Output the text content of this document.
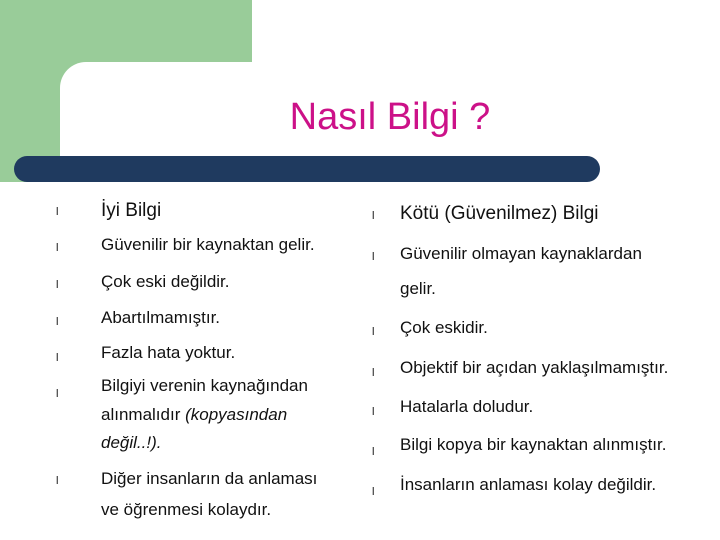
Nasıl Bilgi ?
l İyi Bilgi
l	Güvenilir bir kaynaktan gelir.
l	Çok eski değildir.
l	Abartılmamıştır.
l	Fazla hata yoktur.
l	Bilgiyi verenin kaynağından
alınmalıdır (kopyasından
değil..!).
l	Diğer insanların da anlaması
ve öğrenmesi kolaydır.
l Kötü (Güvenilmez) Bilgi
l Güvenilir olmayan kaynaklardan
gelir.
l Çok eskidir.
l Objektif bir açıdan yaklaşılmamıştır.
l Hatalarla doludur.
l Bilgi kopya bir kaynaktan alınmıştır.
l İnsanların anlaması kolay değildir.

WRITTEN EXERCISE — Provide only the count of lines in the data above that include the string "anlaması".

RESPONSE FOR THIS EXERCISE — 2